:: Instruction ::
Find every line of the listing below where "Property" appears, and copy it.

** START OF Materials provided **

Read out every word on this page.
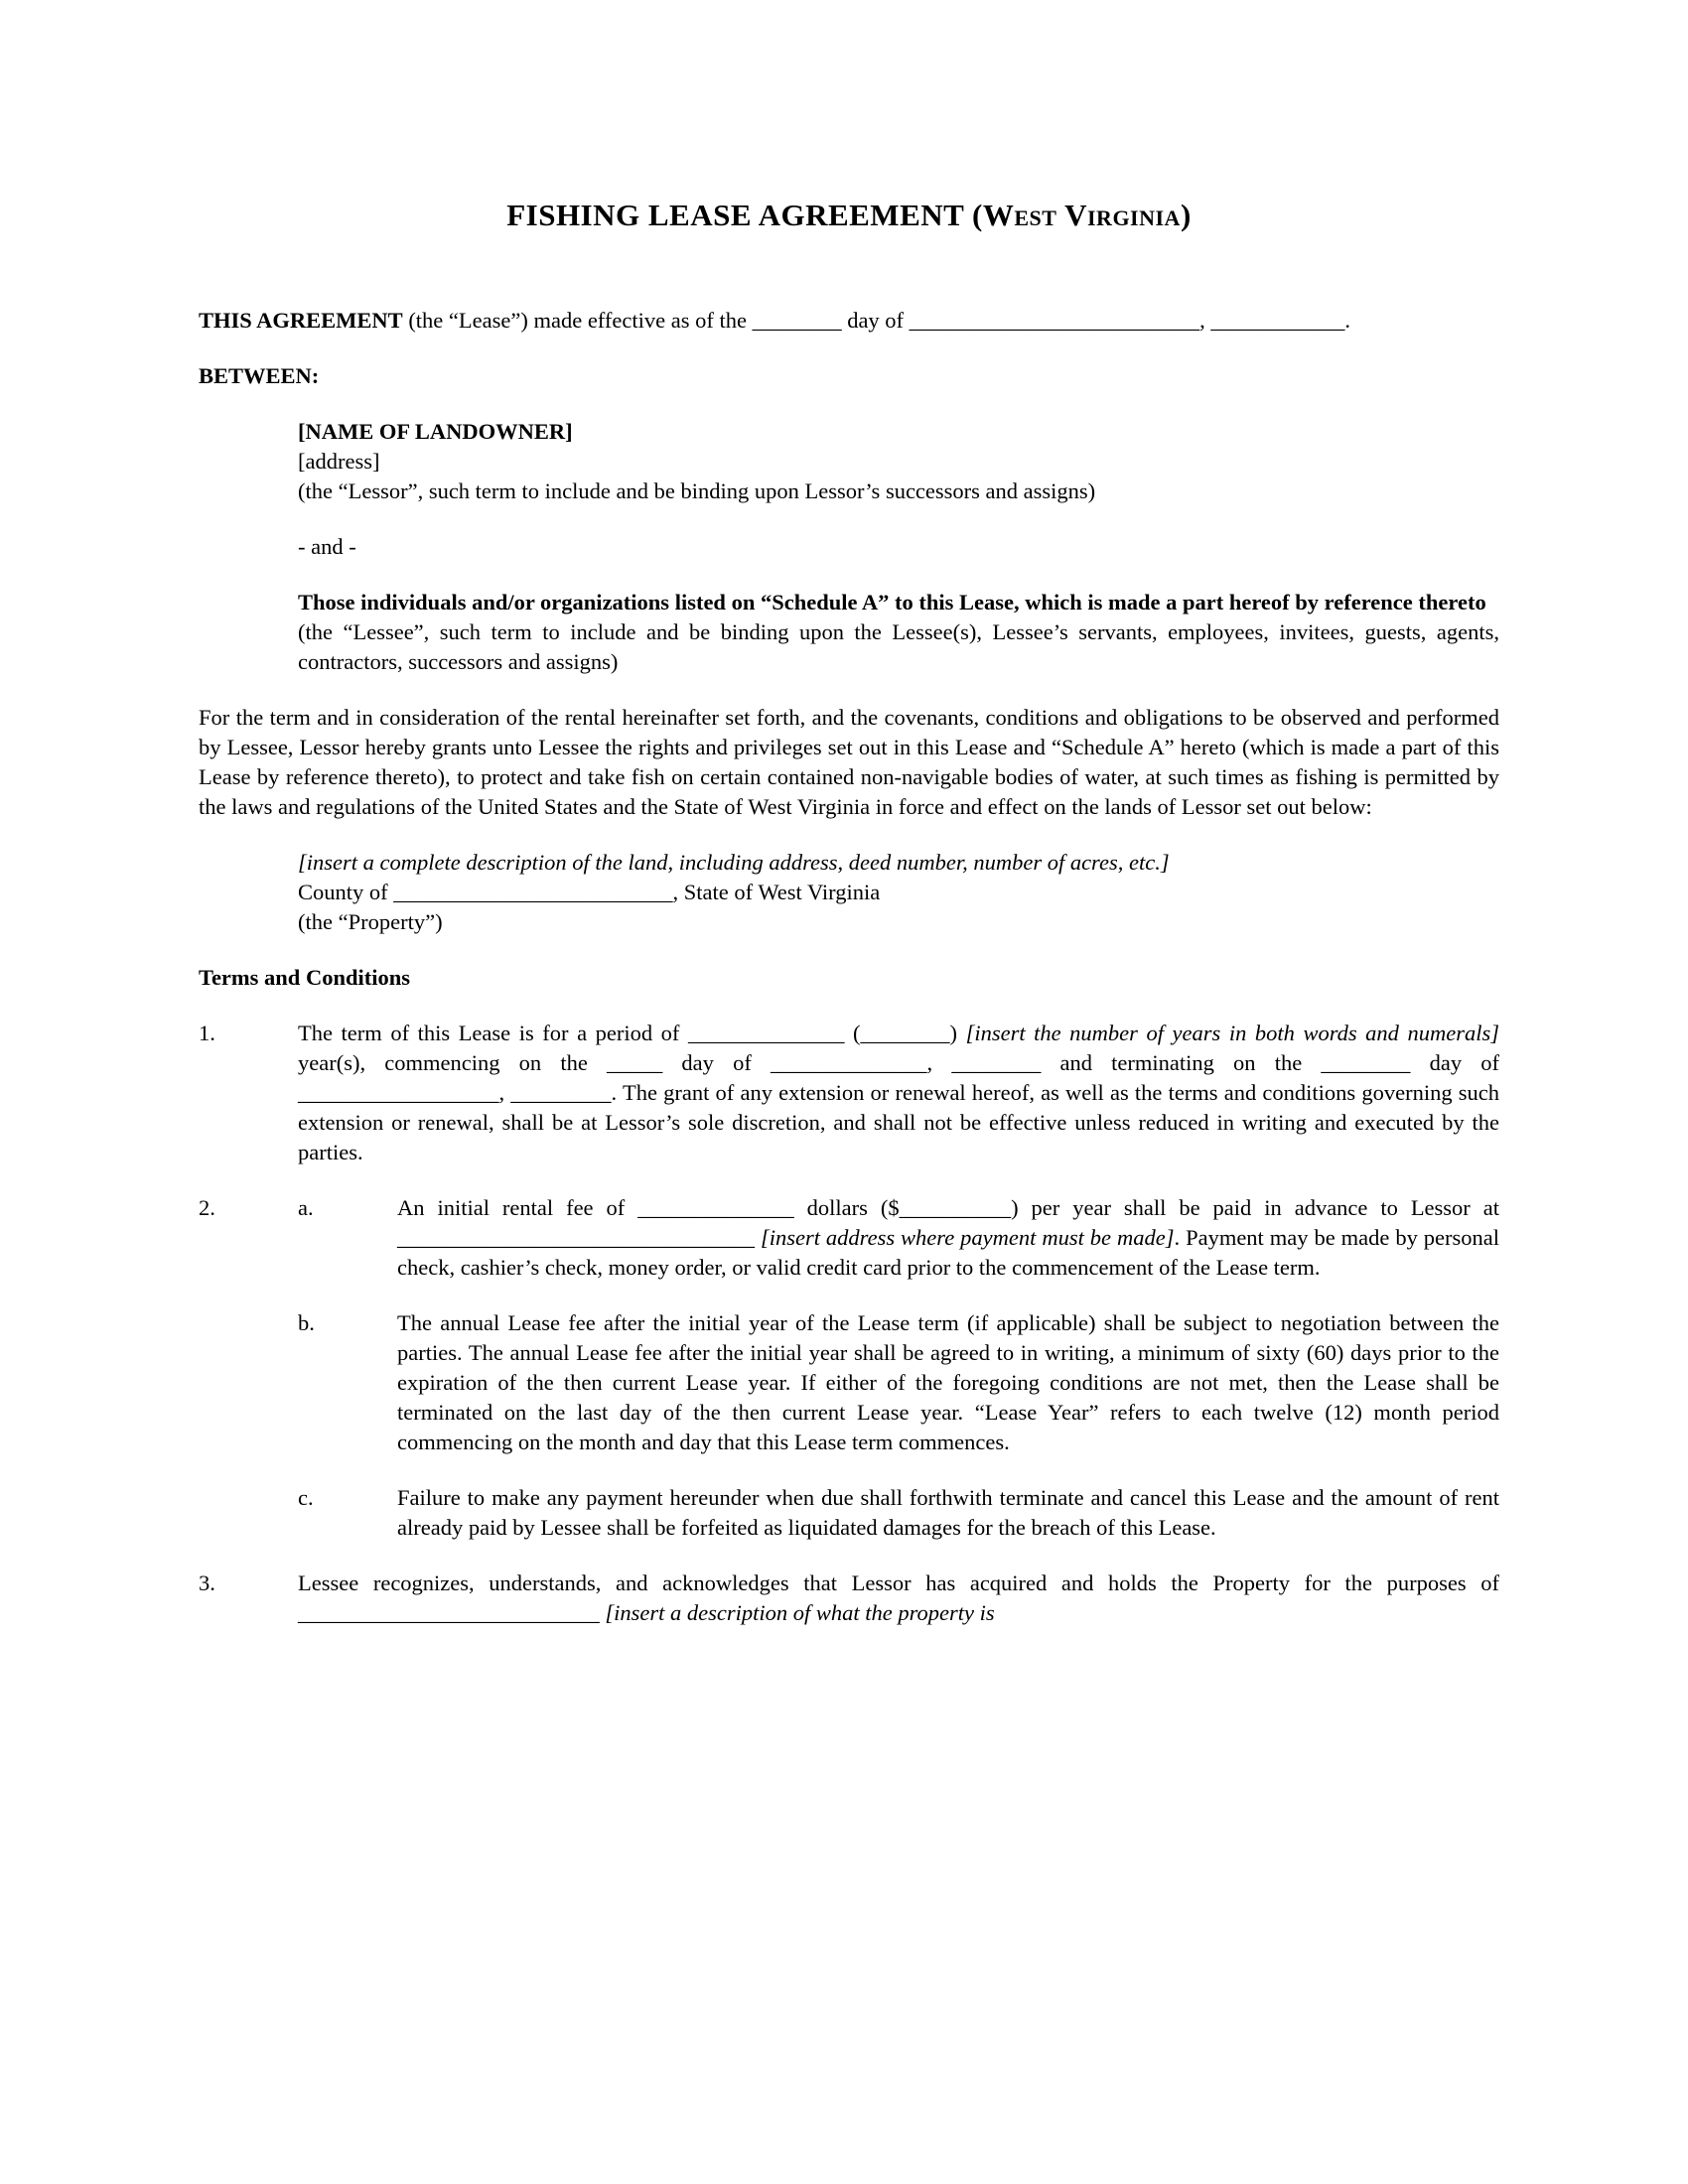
FISHING LEASE AGREEMENT (West Virginia)

THIS AGREEMENT (the “Lease”) made effective as of the ________ day of __________________________, ____________.

BETWEEN:

[NAME OF LANDOWNER]

[address]

(the “Lessor”, such term to include and be binding upon Lessor’s successors and assigns)

- and -

Those individuals and/or organizations listed on “Schedule A” to this Lease, which is made a part hereof by reference thereto

(the “Lessee”, such term to include and be binding upon the Lessee(s), Lessee’s servants, employees, invitees, guests, agents, contractors, successors and assigns)

For the term and in consideration of the rental hereinafter set forth, and the covenants, conditions and obligations to be observed and performed by Lessee, Lessor hereby grants unto Lessee the rights and privileges set out in this Lease and “Schedule A” hereto (which is made a part of this Lease by reference thereto), to protect and take fish on certain contained non-navigable bodies of water, at such times as fishing is permitted by the laws and regulations of the United States and the State of West Virginia in force and effect on the lands of Lessor set out below:

[insert a complete description of the land, including address, deed number, number of acres, etc.]

County of _________________________, State of West Virginia

(the “Property”)

Terms and Conditions

1.	The term of this Lease is for a period of ______________ (________) [insert the number of years in both words and numerals] year(s), commencing on the _____ day of ______________, ________ and terminating on the ________ day of __________________, _________. The grant of any extension or renewal hereof, as well as the terms and conditions governing such extension or renewal, shall be at Lessor’s sole discretion, and shall not be effective unless reduced in writing and executed by the parties.
2.	a.	An initial rental fee of ______________ dollars ($__________) per year shall be paid in advance to Lessor at ________________________________ [insert address where payment must be made]. Payment may be made by personal check, cashier’s check, money order, or valid credit card prior to the commencement of the Lease term.
b.	The annual Lease fee after the initial year of the Lease term (if applicable) shall be subject to negotiation between the parties. The annual Lease fee after the initial year shall be agreed to in writing, a minimum of sixty (60) days prior to the expiration of the then current Lease year. If either of the foregoing conditions are not met, then the Lease shall be terminated on the last day of the then current Lease year. “Lease Year” refers to each twelve (12) month period commencing on the month and day that this Lease term commences.
c.	Failure to make any payment hereunder when due shall forthwith terminate and cancel this Lease and the amount of rent already paid by Lessee shall be forfeited as liquidated damages for the breach of this Lease.
3.	Lessee recognizes, understands, and acknowledges that Lessor has acquired and holds the Property for the purposes of ___________________________ [insert a description of what the property is
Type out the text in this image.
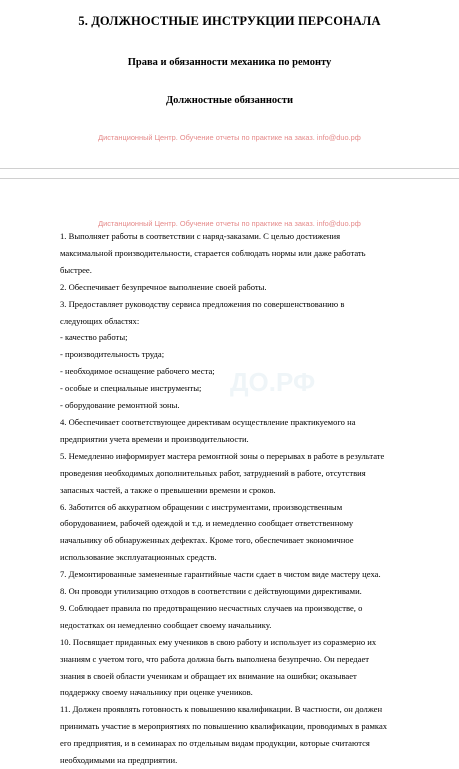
5. ДОЛЖНОСТНЫЕ ИНСТРУКЦИИ ПЕРСОНАЛА
Права и обязанности механика по ремонту
Должностные обязанности
Дистанционный Центр. Обучение отчеты по практике на заказ. info@duo.рф
Дистанционный Центр. Обучение отчеты по практике на заказ. info@duo.рф
ДО.РФ

1. Выполняет работы в соответствии с наряд-заказами. С целью достижения

максимальной производительности, старается соблюдать нормы или даже работать

быстрее.

2. Обеспечивает безупречное выполнение своей работы.

3. Предоставляет руководству сервиса предложения по совершенствованию в

следующих областях:

- качество работы;

- производительность труда;

- необходимое оснащение рабочего места;

- особые и специальные инструменты;

- оборудование ремонтной зоны.

4. Обеспечивает соответствующее директивам осуществление практикуемого на

предприятии учета времени и производительности.

5. Немедленно информирует мастера ремонтной зоны о перерывах в работе в результате

проведения необходимых дополнительных работ, затруднений в работе, отсутствия

запасных частей, а также о превышении времени и сроков.

6. Заботится об аккуратном обращении с инструментами, производственным

оборудованием, рабочей одеждой и т.д. и немедленно сообщает ответственному

начальнику об обнаруженных дефектах. Кроме того, обеспечивает экономичное

использование эксплуатационных средств.

7. Демонтированные замененные гарантийные части сдает в чистом виде мастеру цеха.

8. Он проводи утилизацию отходов в соответствии с действующими директивами.

9. Соблюдает правила по предотвращению несчастных случаев на производстве, о

недостатках он немедленно сообщает своему начальнику.

10. Посвящает приданных ему учеников в свою работу и использует из соразмерно их

знаниям с учетом того, что работа должна быть выполнена безупречно. Он передает

знания в своей области ученикам и обращает их внимание на ошибки; оказывает

поддержку своему начальнику при оценке учеников.

11. Должен проявлять готовность к повышению квалификации. В частности, он должен

принимать участие в мероприятиях по повышению квалификации, проводимых в рамках

его предприятия, и в семинарах по отдельным видам продукции, которые считаются

необходимыми на предприятии.
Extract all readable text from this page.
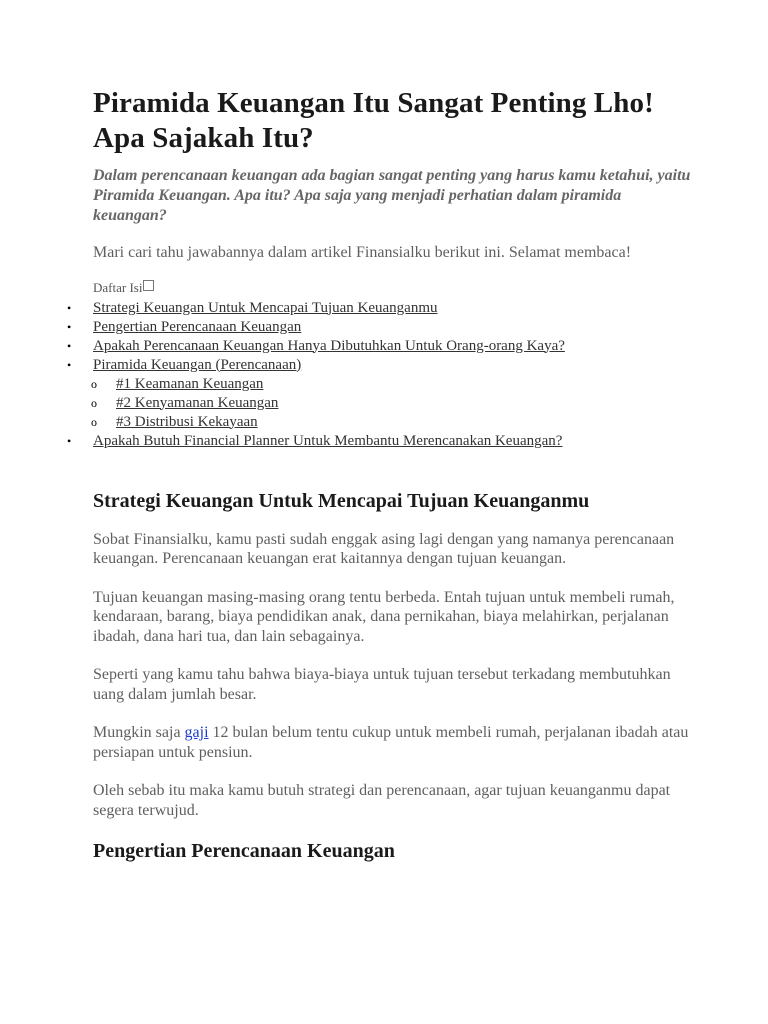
Piramida Keuangan Itu Sangat Penting Lho! Apa Sajakah Itu?

Dalam perencanaan keuangan ada bagian sangat penting yang harus kamu ketahui, yaitu Piramida Keuangan. Apa itu? Apa saja yang menjadi perhatian dalam piramida keuangan?

Mari cari tahu jawabannya dalam artikel Finansialku berikut ini. Selamat membaca!

Daftar Isi
• Strategi Keuangan Untuk Mencapai Tujuan Keuanganmu
• Pengertian Perencanaan Keuangan
• Apakah Perencanaan Keuangan Hanya Dibutuhkan Untuk Orang-orang Kaya?
• Piramida Keuangan (Perencanaan)
o #1 Keamanan Keuangan
o #2 Kenyamanan Keuangan
o #3 Distribusi Kekayaan
• Apakah Butuh Financial Planner Untuk Membantu Merencanakan Keuangan?
Strategi Keuangan Untuk Mencapai Tujuan Keuanganmu

Sobat Finansialku, kamu pasti sudah enggak asing lagi dengan yang namanya perencanaan keuangan. Perencanaan keuangan erat kaitannya dengan tujuan keuangan.

Tujuan keuangan masing-masing orang tentu berbeda. Entah tujuan untuk membeli rumah, kendaraan, barang, biaya pendidikan anak, dana pernikahan, biaya melahirkan, perjalanan ibadah, dana hari tua, dan lain sebagainya.

Seperti yang kamu tahu bahwa biaya-biaya untuk tujuan tersebut terkadang membutuhkan uang dalam jumlah besar.

Mungkin saja gaji 12 bulan belum tentu cukup untuk membeli rumah, perjalanan ibadah atau persiapan untuk pensiun.

Oleh sebab itu maka kamu butuh strategi dan perencanaan, agar tujuan keuanganmu dapat segera terwujud.

Pengertian Perencanaan Keuangan
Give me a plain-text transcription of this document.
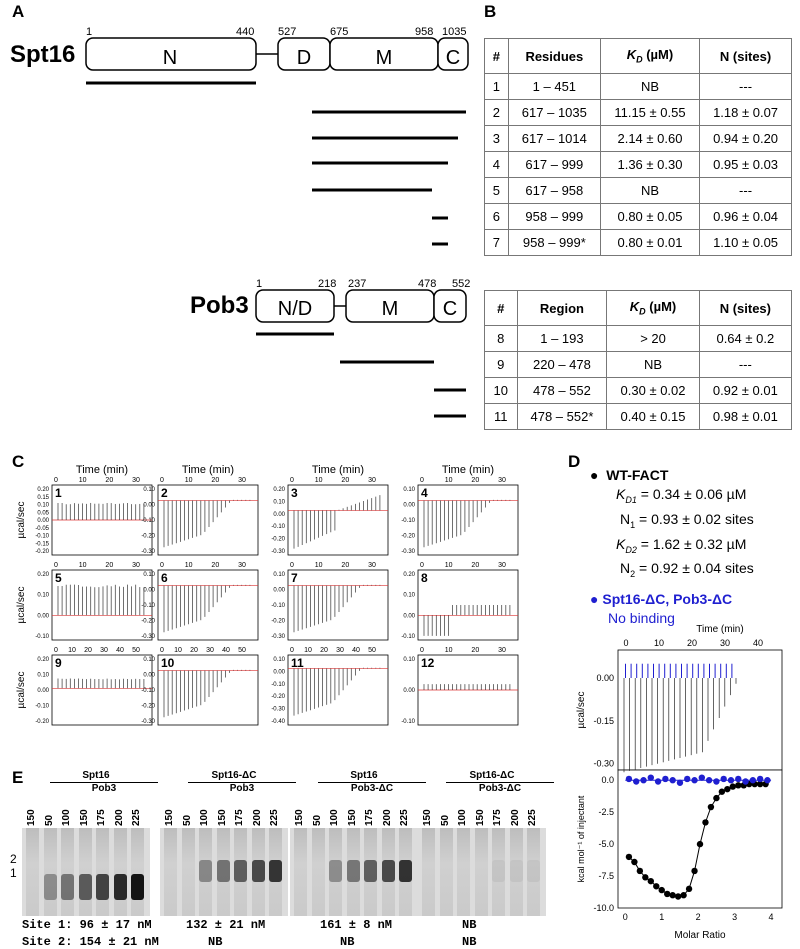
A	B
C	D
E
Spt16	N	D	M	C
1	440 527	675	958 1035
Pob3 N/D	M C
1	218 237	478 552
#	Residues	$K_D$ (µM)	N (sites)
1	1 – 451	NB	---
2	617 – 1035	11.15 ± 0.55	1.18 ± 0.07
3	617 – 1014	2.14 ± 0.60	0.94 ± 0.20
4	617 – 999	1.36 ± 0.30	0.95 ± 0.03
5	617 – 958	NB	---
6	958 – 999	0.80 ± 0.05	0.96 ± 0.04
7	958 – 999*	0.80 ± 0.01	1.10 ± 0.05
#	Region	$K_D$ (µM)	N (sites)
8	1 – 193	> 20	0.64 ± 0.2
9	220 – 478	NB	---
10	478 – 552	0.30 ± 0.02	0.92 ± 0.01
11	478 – 552*	0.40 ± 0.15	0.98 ± 0.01
0.20
0.15
0.10
0.05
0.00
-0.05
-0.10
-0.15
-0.20
0	10	20	30
1
Time (min)
µcal/sec
0.10
0.00
-0.10
-0.20
-0.30
0	10	20	30
2
Time (min)
0.20
0.10
0.00
-0.10
-0.20
-0.30
0	10	20	30
3
Time (min)
0.10
0.00
-0.10
-0.20
-0.30
0	10	20	30
4
Time (min)
0.20
0.10
0.00
-0.10
0	10	20	30
5
µcal/sec
0.10
0.00
-0.10
-0.20
-0.30
0	10	20	30
6	0.10
0.00
-0.10
-0.20
-0.30
0	10	20	30
7	0.20
0.10
0.00
-0.10
0	10	20	30
8
0.20
0.10
0.00
-0.10
-0.20
0 10 20 30 40 50
9
µcal/sec
0.10
0.00
-0.10
-0.20
-0.30
0 10 20 30 40 50
10	0.10
0.00
-0.10
-0.20
-0.30
-0.40
0 10 20 30 40 50
11	0.10
0.00
-0.10
0	10	20	30
12
● WT-FACT
$K_{D1} = 0.34 \pm 0.06$ µM
$N_1 = 0.93 \pm 0.02$ sites
$K_{D2} = 1.62 \pm 0.32$ µM
$N_2 = 0.92 \pm 0.04$ sites
● Spt16-ΔC, Pob3-ΔC
No binding
Time (min)
0	10	20	30	40
0.00
-0.15
-0.30
µcal/sec
0.0
-2.5
-5.0
-7.5
-10.0
0	1	2	3	4
kcal mol⁻¹ of injectant
Molar Ratio
Spt16
Pob3
150 50 100 150 175 200 225
Spt16-ΔC
Pob3
150 50 100 150 175 200 225
Spt16
Pob3-ΔC
150 50 100 150 175 200 225
Spt16-ΔC
Pob3-ΔC
150 50 100 150 175 200 225
2
1
Site 1: 96 ± 17 nM
Site 2: 154 ± 21 nM
132 ± 21 nM
NB
161 ± 8 nM
NB
NB
NB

** END OF Materials provided **

:: Answer to this task ::
(the “Property”)
3.	Lessee recognizes, understands, and acknowledges that Lessor has acquired and holds the Property for the purposes of ___________________________ [insert a description of what the property is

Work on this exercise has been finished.